— Verilen görev 1 —
Afgan sığınmacılarla ilgili metne göre Slovenya Başbakanı Janez Jansa, AB'nin Afganistan için Avrupa göç koridoru açmayacağını söylerken hangi gerekçeye dayanıyor?
— Verilen görev 2 —
Afgan sığınmacılarla ilgili metne göre bu yılın başından beri Afganistan'da ülke içinde kaç kişi yerinden edildi?

Kabil’in 15 Ağustos’ta Taliban’ın eline geçmesinden bu yana, dünyanın dört bir yanındaki hükümetler, ülkeden kaçmak için can atan on binlerce sığınmacının kaderi üzerine durmaksızın tartışıyorlar. Bunlar, Afganistan da dahil olmak üzere son otuz yılda savaşları on milyonlarca insanı sığınmacıya dönüştüren ve tüm toplumları yok eden hükümetlerle aynı hükümetlerdir.
Emperyalist askeri güçlerin ancak Ağustos sonunda arkalarında bıraktığı yirmi yıllık savaş, bu yılın başından beri Afganistan’da ülke içinde 550.000 kişiyi yerinden etti. 2020 sonuna kadar yaklaşık 3 milyon kişi ülke içinde yerinden edilmişti.
İşgal güçleriyle işbirliği yapmış ve şimdi kaçmak isteyenler için dökülen tüm timsah gözyaşlarına rağmen, Avrupa hükümetleri, Kabil’in düşüşünden bu yana birkaç binden fazla sığınmacıyı kabul etmeyi reddetti.
2015 yılında, aşırı sağcı siyasi güçler, Almanya Başbakanı Angela Merkel’in bir yerleşim planı doğrultusunda Suriye savaşından yaklaşık 1 milyon sığınmacının gelmesine izin vermek için ülkenin sınırlarını açma politikasına karşı harekete geçmişti. Avrupa Birliği (AB) ve üye devletleri Avrupa Kalesi’nin sınırlarını sağlamlaştırmaya odaklanırken bu kez böyle bir politika söz konusu olmayacak.
Pazar günü, Slovenya Başbakanı Janez Jansa, 2015’teki “stratejik hata”nın tekrarlanmayacağını belirterek “AB, Afganistan için herhangi bir Avrupa göç koridoru açmayacak” dedi. Slovenya, şu anda altı aylık AB dönem başkanlığını yürütüyor. Eski bir Stalinist ve sağcı bağnaz olan Jansa, Macaristan’ın faşizan Başbakanı Viktor Orban’ın yakın bir müttefiki.

— Verilen satırlar —
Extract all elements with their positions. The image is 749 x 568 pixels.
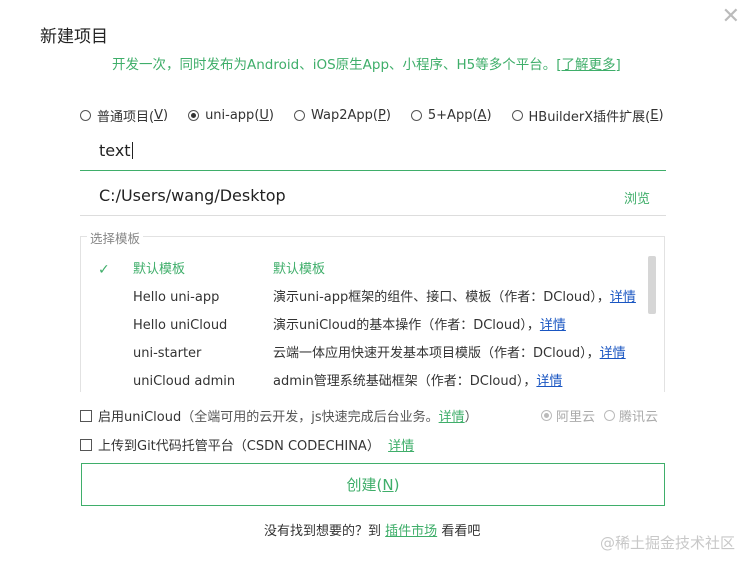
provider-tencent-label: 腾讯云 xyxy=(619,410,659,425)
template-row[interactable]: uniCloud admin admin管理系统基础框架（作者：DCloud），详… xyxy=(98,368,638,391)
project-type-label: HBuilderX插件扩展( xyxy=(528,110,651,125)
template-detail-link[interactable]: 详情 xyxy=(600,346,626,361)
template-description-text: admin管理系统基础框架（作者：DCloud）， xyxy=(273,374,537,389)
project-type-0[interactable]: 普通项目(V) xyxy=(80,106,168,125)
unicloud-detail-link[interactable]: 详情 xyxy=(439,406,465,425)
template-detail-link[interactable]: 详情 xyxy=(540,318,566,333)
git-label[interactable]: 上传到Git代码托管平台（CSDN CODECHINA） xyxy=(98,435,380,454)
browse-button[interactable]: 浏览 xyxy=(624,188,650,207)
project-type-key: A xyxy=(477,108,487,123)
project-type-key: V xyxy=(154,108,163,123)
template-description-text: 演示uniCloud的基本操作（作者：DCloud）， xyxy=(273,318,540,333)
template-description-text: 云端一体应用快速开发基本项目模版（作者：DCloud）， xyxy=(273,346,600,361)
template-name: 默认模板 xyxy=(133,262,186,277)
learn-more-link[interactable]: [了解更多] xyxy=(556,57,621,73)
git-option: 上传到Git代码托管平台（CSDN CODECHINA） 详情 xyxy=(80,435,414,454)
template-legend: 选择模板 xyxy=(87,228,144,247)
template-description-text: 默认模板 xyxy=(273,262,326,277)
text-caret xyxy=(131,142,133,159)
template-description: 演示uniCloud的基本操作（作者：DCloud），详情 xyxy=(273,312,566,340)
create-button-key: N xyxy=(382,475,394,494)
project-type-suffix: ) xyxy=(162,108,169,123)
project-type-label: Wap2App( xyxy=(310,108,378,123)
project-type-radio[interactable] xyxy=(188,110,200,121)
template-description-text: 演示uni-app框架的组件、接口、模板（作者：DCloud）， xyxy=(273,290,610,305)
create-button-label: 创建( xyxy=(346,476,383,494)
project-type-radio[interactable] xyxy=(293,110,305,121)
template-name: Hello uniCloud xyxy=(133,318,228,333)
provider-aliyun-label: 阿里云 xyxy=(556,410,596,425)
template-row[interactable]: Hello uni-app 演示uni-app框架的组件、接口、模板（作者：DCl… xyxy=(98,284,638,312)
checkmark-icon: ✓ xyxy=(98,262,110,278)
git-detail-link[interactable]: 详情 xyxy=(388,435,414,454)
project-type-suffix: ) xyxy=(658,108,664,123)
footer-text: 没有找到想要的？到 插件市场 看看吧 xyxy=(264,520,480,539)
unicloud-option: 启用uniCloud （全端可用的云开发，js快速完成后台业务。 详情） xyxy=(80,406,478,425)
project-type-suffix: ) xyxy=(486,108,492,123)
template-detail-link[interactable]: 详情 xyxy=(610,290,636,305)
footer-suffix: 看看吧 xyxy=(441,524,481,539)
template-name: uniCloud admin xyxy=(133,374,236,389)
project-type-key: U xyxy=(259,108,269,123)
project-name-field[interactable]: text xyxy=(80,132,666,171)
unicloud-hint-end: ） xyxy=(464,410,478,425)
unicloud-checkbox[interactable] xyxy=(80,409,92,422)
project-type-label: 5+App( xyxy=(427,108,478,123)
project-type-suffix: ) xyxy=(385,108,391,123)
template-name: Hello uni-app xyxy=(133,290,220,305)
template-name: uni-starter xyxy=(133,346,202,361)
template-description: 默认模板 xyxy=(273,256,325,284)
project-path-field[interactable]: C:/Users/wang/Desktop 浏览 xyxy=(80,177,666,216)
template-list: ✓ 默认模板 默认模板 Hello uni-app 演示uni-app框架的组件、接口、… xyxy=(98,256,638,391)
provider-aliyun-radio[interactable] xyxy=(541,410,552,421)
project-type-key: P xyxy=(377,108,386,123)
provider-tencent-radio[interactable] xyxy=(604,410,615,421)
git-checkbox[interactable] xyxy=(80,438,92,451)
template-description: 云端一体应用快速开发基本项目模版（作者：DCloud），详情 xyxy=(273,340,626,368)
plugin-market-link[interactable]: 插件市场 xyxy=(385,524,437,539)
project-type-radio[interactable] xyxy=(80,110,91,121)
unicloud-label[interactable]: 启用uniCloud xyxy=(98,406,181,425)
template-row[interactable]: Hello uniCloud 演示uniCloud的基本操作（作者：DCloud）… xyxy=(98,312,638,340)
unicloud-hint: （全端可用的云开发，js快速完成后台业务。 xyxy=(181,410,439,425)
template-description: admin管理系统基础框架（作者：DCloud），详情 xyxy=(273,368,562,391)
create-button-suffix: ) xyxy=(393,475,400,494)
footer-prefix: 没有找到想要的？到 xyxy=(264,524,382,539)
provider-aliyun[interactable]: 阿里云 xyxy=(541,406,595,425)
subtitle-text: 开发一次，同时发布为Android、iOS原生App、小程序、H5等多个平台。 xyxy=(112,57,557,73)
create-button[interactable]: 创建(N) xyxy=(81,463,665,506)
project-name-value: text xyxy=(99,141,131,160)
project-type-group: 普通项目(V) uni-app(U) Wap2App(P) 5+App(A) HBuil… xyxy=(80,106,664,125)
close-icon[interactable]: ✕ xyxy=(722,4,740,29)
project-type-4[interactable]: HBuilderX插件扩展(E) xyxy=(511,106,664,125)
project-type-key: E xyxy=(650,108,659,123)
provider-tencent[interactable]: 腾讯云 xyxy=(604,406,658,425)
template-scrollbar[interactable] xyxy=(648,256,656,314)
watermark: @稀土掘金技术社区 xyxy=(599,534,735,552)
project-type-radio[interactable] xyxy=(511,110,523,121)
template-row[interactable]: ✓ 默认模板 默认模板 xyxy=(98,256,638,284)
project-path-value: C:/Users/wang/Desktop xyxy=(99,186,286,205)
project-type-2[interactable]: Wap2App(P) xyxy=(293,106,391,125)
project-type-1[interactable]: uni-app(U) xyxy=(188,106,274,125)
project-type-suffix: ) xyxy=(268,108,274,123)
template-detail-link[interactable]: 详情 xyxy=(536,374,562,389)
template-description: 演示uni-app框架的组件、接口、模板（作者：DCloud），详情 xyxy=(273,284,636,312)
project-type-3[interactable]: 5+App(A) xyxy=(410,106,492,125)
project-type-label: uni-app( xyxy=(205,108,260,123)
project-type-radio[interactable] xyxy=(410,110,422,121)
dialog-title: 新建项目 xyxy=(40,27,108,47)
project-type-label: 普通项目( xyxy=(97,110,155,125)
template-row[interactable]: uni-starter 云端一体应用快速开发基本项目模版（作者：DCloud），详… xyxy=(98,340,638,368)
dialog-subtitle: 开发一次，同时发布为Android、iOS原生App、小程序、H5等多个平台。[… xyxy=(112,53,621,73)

— Görev sonucu 1 —
Jansa, 2015'teki "stratejik hata"nın tekrarlanmayacağını gerekçe gösteriyor. Bu nedenle AB'nin Afganistan için herhangi bir Avrupa göç koridoru açmayacağını söylüyor.

— Görev sonucu 2 —
550.000 kişi.